» **What the exercise asks**:
Locate the string "moving" in the listing below. Copy every line where it is found.

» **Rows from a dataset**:
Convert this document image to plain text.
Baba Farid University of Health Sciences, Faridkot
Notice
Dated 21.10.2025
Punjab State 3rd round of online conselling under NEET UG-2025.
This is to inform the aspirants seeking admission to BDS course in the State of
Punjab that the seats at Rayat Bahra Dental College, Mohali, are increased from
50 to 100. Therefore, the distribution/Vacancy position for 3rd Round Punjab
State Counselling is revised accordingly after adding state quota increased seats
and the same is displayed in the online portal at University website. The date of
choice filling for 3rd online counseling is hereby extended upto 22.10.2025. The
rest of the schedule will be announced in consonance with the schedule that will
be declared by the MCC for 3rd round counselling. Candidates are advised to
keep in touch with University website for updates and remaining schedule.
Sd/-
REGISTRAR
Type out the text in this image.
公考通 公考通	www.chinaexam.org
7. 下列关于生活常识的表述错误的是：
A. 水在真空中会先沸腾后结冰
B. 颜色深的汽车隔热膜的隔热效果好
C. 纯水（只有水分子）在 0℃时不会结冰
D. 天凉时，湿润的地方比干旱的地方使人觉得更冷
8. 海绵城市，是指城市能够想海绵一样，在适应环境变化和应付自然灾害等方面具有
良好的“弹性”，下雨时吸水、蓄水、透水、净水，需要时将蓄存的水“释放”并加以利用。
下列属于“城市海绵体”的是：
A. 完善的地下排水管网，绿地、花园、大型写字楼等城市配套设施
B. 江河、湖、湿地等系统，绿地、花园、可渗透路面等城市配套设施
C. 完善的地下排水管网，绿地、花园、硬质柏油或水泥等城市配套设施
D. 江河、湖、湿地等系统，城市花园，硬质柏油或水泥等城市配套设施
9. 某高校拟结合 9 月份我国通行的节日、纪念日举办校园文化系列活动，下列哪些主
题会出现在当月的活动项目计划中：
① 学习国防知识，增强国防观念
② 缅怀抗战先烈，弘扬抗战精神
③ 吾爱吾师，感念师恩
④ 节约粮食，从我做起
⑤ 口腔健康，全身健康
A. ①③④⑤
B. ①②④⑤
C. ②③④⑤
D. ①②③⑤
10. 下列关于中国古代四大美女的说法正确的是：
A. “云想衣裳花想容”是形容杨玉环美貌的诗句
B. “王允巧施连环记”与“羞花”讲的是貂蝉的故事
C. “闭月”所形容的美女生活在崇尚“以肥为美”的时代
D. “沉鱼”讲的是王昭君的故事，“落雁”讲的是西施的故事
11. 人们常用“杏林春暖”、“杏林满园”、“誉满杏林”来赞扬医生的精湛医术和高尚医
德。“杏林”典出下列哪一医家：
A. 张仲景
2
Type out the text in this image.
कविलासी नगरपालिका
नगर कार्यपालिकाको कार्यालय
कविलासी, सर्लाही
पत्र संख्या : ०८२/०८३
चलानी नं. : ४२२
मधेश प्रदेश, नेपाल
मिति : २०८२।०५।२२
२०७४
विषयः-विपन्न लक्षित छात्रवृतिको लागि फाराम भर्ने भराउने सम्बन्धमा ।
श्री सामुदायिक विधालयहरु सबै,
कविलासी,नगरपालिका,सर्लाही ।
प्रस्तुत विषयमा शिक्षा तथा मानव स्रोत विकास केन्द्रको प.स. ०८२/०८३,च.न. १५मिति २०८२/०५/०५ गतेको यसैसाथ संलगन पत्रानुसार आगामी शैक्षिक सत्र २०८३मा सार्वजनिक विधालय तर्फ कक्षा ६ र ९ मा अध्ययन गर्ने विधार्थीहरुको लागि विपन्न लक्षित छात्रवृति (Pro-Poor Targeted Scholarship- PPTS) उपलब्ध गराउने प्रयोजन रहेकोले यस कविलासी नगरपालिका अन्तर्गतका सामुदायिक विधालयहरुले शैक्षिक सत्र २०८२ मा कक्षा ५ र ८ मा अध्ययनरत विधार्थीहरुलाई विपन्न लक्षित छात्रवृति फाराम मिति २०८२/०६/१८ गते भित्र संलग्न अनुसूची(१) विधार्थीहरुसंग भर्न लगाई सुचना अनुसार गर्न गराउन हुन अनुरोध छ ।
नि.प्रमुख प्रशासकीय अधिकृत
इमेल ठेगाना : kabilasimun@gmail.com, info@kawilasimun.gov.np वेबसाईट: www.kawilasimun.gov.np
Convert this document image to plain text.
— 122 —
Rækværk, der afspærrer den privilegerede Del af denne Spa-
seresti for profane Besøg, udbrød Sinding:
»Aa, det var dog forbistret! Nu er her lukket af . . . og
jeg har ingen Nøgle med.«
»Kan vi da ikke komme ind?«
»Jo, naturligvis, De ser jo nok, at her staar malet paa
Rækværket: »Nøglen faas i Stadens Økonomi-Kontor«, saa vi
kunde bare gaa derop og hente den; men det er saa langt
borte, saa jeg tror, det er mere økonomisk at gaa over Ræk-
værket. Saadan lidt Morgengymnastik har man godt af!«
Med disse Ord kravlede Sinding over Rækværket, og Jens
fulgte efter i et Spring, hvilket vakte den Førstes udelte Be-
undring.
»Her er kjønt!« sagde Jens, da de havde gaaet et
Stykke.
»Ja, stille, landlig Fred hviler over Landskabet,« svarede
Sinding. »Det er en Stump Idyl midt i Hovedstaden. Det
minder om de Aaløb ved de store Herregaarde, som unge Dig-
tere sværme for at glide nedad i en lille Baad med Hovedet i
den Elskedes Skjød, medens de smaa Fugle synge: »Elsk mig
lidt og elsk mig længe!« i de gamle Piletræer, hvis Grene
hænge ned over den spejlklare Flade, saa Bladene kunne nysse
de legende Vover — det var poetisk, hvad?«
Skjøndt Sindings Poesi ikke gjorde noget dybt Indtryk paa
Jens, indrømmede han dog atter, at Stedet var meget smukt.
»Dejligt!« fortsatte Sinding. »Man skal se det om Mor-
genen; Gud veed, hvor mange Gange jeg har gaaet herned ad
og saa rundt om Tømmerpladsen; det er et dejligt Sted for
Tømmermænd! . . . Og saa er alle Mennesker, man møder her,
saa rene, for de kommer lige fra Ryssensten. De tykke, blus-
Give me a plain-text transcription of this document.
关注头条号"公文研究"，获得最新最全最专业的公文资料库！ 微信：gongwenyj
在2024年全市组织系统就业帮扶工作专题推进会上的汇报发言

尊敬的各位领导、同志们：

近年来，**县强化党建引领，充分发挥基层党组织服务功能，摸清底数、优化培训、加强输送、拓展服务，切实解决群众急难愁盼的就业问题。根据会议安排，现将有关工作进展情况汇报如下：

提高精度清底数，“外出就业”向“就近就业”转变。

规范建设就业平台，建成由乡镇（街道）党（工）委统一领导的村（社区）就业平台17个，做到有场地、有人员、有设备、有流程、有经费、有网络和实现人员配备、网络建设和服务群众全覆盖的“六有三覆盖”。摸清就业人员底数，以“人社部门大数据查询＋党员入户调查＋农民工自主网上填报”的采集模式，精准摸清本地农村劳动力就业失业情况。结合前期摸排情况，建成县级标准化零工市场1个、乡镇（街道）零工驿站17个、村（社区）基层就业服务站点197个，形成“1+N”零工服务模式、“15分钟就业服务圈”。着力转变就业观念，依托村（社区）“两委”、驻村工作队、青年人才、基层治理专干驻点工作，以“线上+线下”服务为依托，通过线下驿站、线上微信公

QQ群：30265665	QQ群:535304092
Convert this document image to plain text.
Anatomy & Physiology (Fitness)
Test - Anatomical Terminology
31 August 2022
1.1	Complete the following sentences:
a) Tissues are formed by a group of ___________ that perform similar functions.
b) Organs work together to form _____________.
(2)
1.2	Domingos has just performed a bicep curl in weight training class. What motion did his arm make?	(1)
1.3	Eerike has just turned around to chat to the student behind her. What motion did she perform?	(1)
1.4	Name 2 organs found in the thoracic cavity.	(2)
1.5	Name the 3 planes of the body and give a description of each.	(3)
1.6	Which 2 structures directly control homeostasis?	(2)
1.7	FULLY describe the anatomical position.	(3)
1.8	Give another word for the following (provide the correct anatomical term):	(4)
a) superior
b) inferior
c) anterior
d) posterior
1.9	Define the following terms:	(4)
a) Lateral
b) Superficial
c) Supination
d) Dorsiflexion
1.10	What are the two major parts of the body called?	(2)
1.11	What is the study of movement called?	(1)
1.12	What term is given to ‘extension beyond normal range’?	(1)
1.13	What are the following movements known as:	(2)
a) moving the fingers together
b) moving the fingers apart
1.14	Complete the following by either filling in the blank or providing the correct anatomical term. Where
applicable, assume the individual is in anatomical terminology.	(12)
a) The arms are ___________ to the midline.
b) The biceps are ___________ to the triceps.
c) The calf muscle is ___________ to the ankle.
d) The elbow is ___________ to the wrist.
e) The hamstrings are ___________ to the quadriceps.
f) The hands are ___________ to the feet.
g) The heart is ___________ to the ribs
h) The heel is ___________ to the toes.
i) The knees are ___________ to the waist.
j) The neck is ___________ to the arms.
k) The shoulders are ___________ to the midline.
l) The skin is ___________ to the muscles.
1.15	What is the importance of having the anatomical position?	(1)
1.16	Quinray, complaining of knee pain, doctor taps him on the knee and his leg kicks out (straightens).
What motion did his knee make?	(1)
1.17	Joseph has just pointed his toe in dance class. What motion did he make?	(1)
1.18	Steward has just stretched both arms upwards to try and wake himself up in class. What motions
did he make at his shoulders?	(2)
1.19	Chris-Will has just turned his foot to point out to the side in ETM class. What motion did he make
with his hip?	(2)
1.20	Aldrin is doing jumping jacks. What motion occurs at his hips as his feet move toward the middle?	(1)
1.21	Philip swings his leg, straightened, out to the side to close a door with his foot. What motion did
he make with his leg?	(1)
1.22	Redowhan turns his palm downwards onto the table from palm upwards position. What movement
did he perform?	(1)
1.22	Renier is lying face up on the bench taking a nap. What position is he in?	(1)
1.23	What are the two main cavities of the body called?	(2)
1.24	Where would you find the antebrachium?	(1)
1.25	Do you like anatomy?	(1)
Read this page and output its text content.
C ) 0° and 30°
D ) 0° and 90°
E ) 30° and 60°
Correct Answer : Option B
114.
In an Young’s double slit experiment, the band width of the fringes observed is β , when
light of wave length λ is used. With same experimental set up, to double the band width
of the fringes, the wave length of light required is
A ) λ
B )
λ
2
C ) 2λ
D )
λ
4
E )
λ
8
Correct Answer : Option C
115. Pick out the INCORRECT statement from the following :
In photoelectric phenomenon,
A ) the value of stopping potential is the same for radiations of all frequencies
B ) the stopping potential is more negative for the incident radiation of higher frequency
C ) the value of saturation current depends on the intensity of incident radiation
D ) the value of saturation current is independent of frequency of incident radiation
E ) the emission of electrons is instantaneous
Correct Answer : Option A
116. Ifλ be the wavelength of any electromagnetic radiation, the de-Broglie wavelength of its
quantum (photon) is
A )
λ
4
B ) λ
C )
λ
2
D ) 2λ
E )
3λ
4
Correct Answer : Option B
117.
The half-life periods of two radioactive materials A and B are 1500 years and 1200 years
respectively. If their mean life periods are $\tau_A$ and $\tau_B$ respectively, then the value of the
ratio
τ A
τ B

» **The reply**:
a) moving the fingers together
b) moving the fingers apart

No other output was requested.